Set exercise:
Give every line again exactly as it appears, please, but not the pictures.

(Collected data)
- - - - - - -
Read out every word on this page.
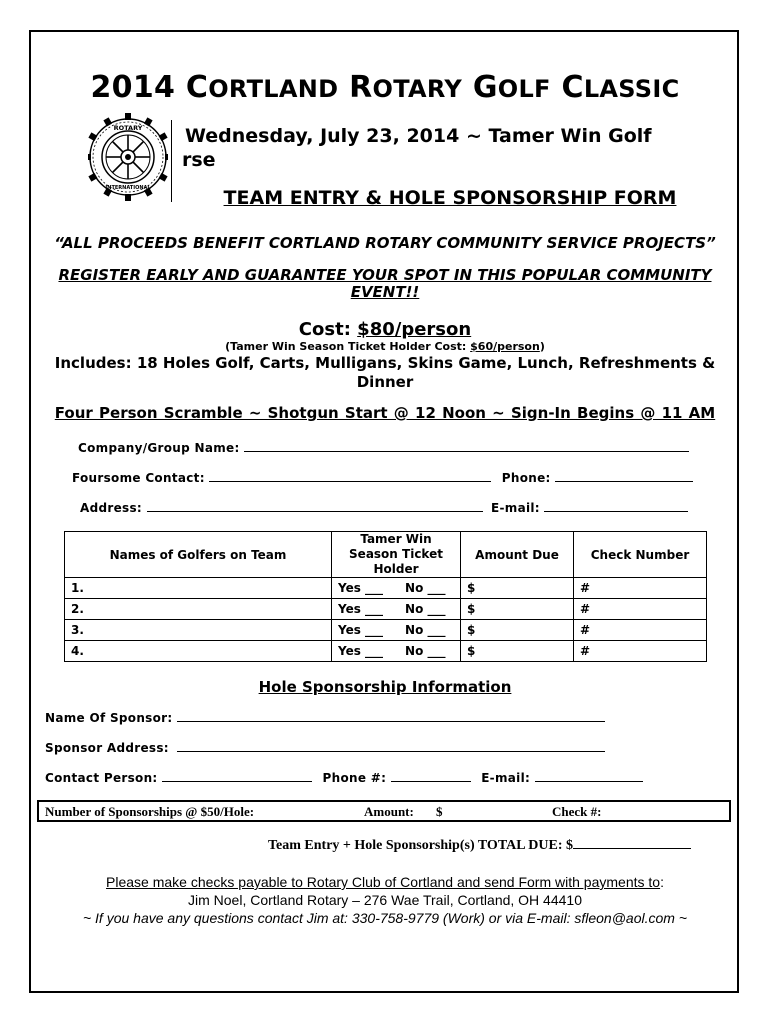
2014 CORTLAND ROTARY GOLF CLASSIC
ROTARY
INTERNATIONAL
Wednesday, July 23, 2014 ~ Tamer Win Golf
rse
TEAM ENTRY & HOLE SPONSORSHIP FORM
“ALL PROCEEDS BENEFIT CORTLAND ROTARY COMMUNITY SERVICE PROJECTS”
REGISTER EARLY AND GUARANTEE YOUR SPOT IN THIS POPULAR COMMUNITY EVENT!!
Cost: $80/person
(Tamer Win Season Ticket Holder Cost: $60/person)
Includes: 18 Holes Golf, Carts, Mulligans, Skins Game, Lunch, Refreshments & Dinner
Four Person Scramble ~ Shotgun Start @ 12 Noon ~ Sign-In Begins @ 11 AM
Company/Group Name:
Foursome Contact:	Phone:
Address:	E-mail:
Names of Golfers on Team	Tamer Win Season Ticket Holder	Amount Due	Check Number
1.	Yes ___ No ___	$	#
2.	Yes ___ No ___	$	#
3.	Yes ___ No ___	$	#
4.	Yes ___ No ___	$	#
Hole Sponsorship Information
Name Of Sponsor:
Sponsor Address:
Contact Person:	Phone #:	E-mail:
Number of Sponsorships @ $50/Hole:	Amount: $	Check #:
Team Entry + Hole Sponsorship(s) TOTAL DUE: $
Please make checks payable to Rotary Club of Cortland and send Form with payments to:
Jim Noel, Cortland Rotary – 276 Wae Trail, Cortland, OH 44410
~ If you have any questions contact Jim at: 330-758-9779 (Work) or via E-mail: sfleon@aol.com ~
- - - - - - -
Answer to the exercise:
Read out every word on this page.
2014 CORTLAND ROTARY GOLF CLASSIC
ROTARY
INTERNATIONAL
Wednesday, July 23, 2014 ~ Tamer Win Golf
rse
TEAM ENTRY & HOLE SPONSORSHIP FORM
“ALL PROCEEDS BENEFIT CORTLAND ROTARY COMMUNITY SERVICE PROJECTS”
REGISTER EARLY AND GUARANTEE YOUR SPOT IN THIS POPULAR COMMUNITY EVENT!!
Cost: $80/person
(Tamer Win Season Ticket Holder Cost: $60/person)
Includes: 18 Holes Golf, Carts, Mulligans, Skins Game, Lunch, Refreshments & Dinner
Four Person Scramble ~ Shotgun Start @ 12 Noon ~ Sign-In Begins @ 11 AM
Company/Group Name:
Foursome Contact:	Phone:
Address:	E-mail:
Names of Golfers on Team	Tamer Win Season Ticket Holder	Amount Due	Check Number
1.	Yes ___ No ___	$	#
2.	Yes ___ No ___	$	#
3.	Yes ___ No ___	$	#
4.	Yes ___ No ___	$	#
Hole Sponsorship Information
Name Of Sponsor:
Sponsor Address:
Contact Person:	Phone #:	E-mail:
Number of Sponsorships @ $50/Hole:	Amount: $	Check #:
Team Entry + Hole Sponsorship(s) TOTAL DUE: $
Please make checks payable to Rotary Club of Cortland and send Form with payments to:
Jim Noel, Cortland Rotary – 276 Wae Trail, Cortland, OH 44410
~ If you have any questions contact Jim at: 330-758-9779 (Work) or via E-mail: sfleon@aol.com ~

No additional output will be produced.